BEGIN Supplied information

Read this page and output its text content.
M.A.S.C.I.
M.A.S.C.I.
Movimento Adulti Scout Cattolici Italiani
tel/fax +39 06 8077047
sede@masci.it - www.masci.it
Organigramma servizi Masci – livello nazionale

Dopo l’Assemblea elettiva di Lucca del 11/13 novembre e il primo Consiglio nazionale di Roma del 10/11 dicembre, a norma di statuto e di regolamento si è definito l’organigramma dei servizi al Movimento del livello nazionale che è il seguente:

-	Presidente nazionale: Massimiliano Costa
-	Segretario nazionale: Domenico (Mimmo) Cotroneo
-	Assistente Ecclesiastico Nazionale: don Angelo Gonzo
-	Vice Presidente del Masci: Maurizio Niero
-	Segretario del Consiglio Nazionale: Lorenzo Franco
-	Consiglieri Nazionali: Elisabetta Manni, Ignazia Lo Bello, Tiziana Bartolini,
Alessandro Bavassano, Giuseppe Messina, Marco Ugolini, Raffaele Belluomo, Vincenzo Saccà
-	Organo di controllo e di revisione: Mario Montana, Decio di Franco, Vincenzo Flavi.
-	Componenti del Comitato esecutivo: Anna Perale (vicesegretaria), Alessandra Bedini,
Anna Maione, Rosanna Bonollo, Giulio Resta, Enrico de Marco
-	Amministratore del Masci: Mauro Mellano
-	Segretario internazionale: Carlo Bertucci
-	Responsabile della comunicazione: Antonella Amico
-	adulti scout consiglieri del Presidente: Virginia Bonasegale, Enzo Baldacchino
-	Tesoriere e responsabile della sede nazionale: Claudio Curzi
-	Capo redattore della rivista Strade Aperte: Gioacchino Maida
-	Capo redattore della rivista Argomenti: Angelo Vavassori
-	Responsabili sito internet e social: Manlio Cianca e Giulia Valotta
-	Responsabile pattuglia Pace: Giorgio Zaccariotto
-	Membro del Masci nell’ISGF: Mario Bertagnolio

END Supplied information

What to produce:
In the lines above, locate the string "Angelo". Copy every line where it occurs.

Reply:
-	Assistente Ecclesiastico Nazionale: don Angelo Gonzo
-	Capo redattore della rivista Argomenti: Angelo Vavassori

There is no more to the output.